--- RECORDS ---

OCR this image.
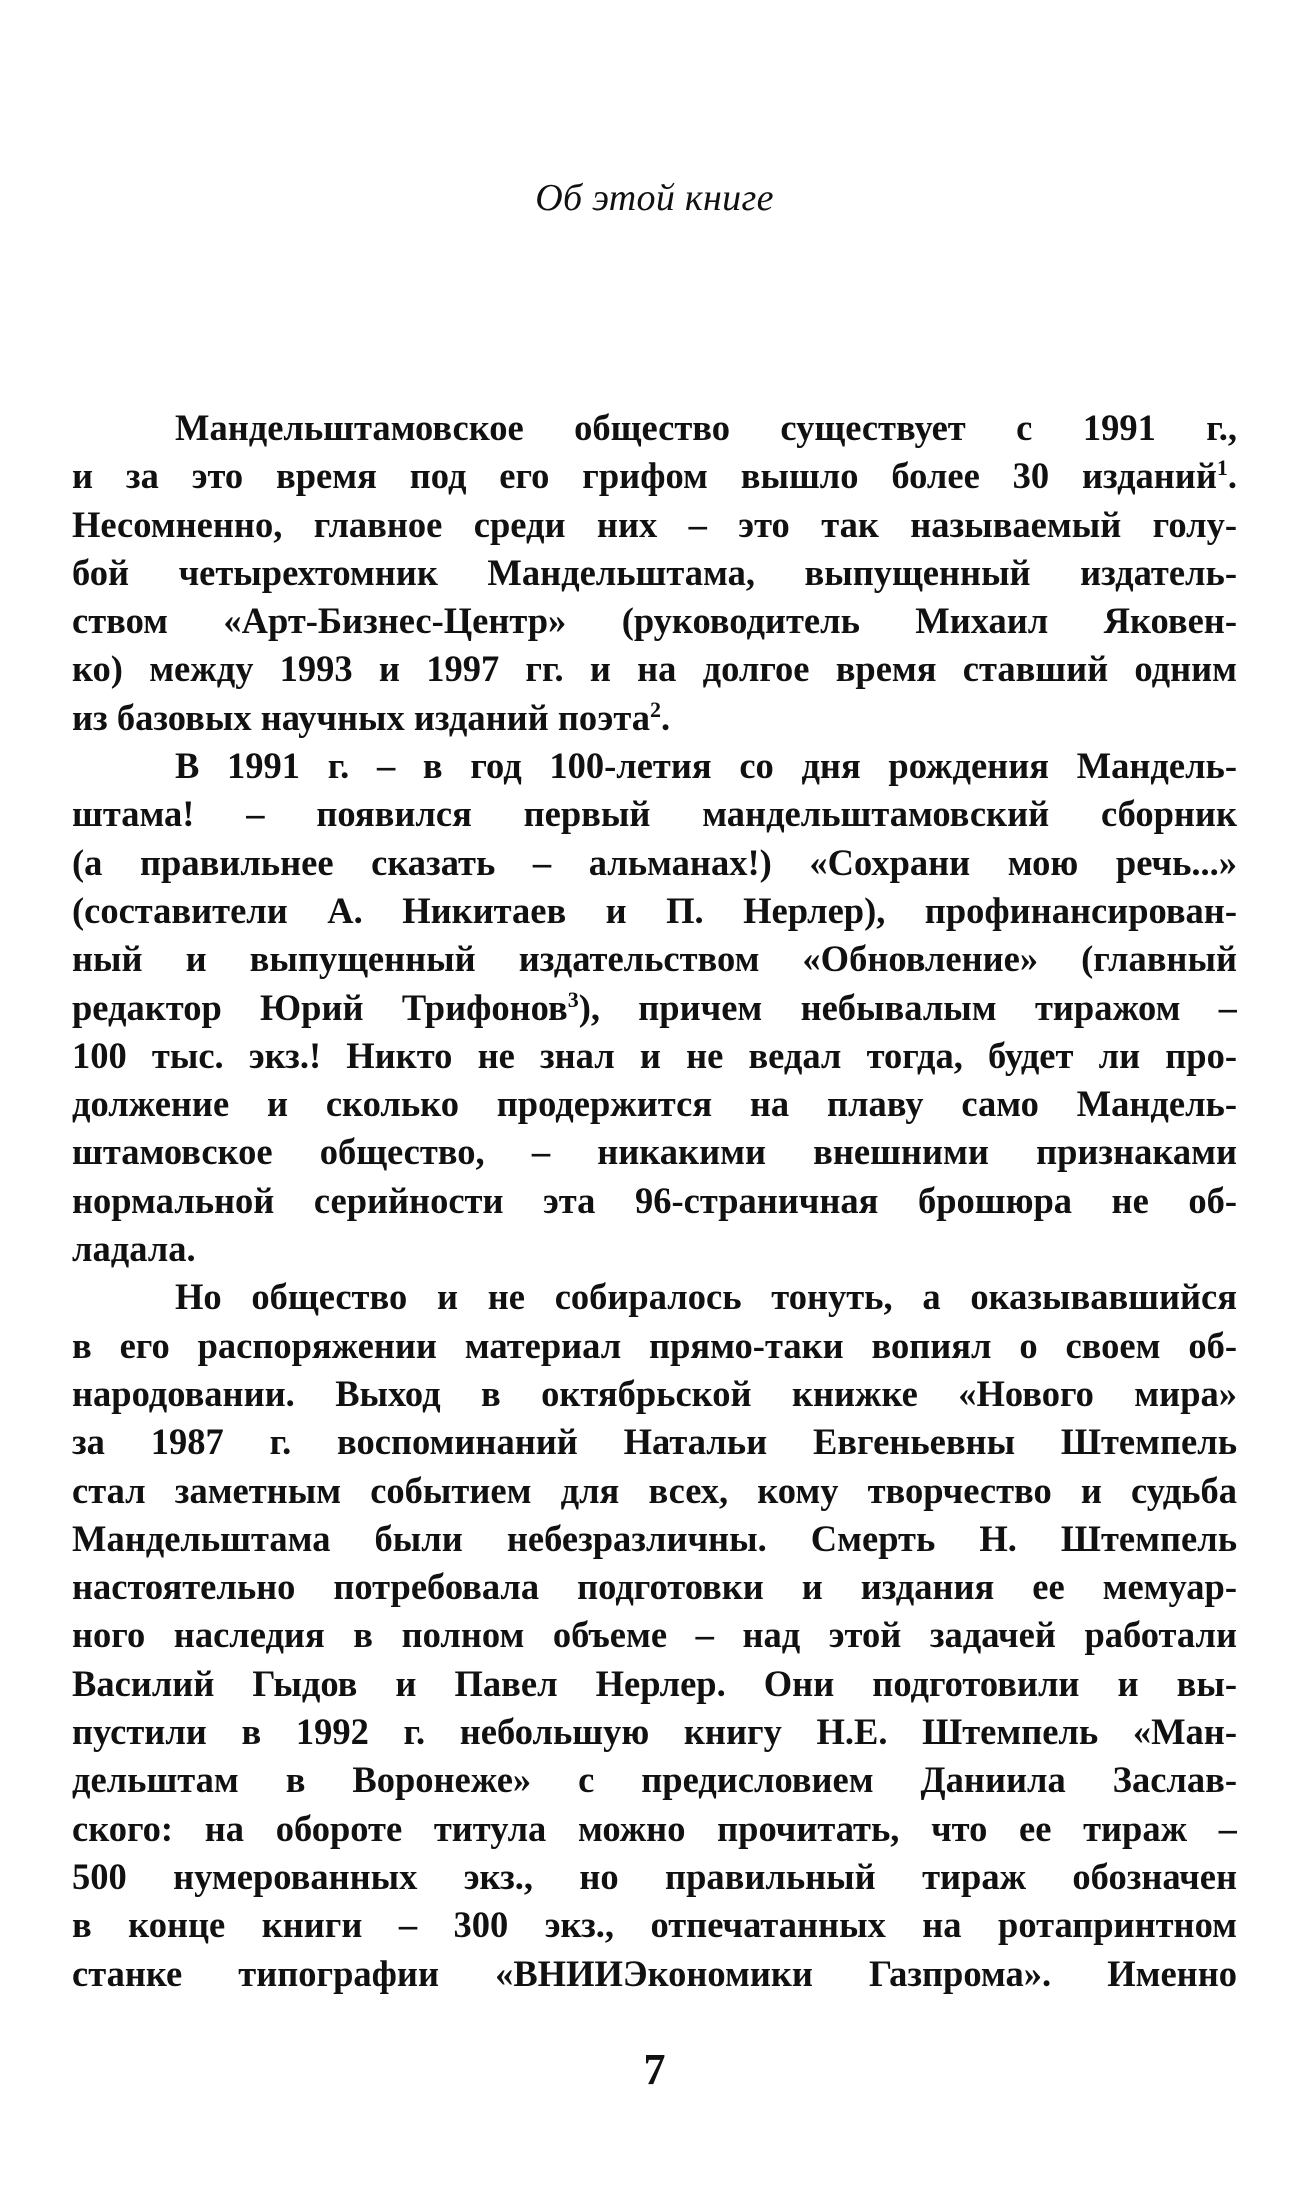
Об этой книге
Мандельштамовское общество существует с 1991 г.,
и за это время под его грифом вышло более 30 изданий$^1$.
Несомненно, главное среди них – это так называемый голу-
бой четырехтомник Мандельштама, выпущенный издатель-
ством «Арт-Бизнес-Центр» (руководитель Михаил Яковен-
ко) между 1993 и 1997 гг. и на долгое время ставший одним
из базовых научных изданий поэта$^2$.
В 1991 г. – в год 100-летия со дня рождения Мандель-
штама! – появился первый мандельштамовский сборник
(а правильнее сказать – альманах!) «Сохрани мою речь...»
(составители А. Никитаев и П. Нерлер), профинансирован-
ный и выпущенный издательством «Обновление» (главный
редактор Юрий Трифонов$^3$), причем небывалым тиражом –
100 тыс. экз.! Никто не знал и не ведал тогда, будет ли про-
должение и сколько продержится на плаву само Мандель-
штамовское общество, – никакими внешними признаками
нормальной серийности эта 96-страничная брошюра не об-
ладала.
Но общество и не собиралось тонуть, а оказывавшийся
в его распоряжении материал прямо-таки вопиял о своем об-
народовании. Выход в октябрьской книжке «Нового мира»
за 1987 г. воспоминаний Натальи Евгеньевны Штемпель
стал заметным событием для всех, кому творчество и судьба
Мандельштама были небезразличны. Смерть Н. Штемпель
настоятельно потребовала подготовки и издания ее мемуар-
ного наследия в полном объеме – над этой задачей работали
Василий Гыдов и Павел Нерлер. Они подготовили и вы-
пустили в 1992 г. небольшую книгу Н.Е. Штемпель «Ман-
дельштам в Воронеже» с предисловием Даниила Заслав-
ского: на обороте титула можно прочитать, что ее тираж –
500 нумерованных экз., но правильный тираж обозначен
в конце книги – 300 экз., отпечатанных на ротапринтном
станке типографии «ВНИИЭкономики Газпрома». Именно
7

---

### INSTRUCTIONS TO FOLLOW
Copy each line of the data above that holds "общество".

### WRITTEN REPLY
Мандельштамовское общество существует с 1991 г.,
штамовское общество, – никакими внешними признаками
Но общество и не собиралось тонуть, а оказывавшийся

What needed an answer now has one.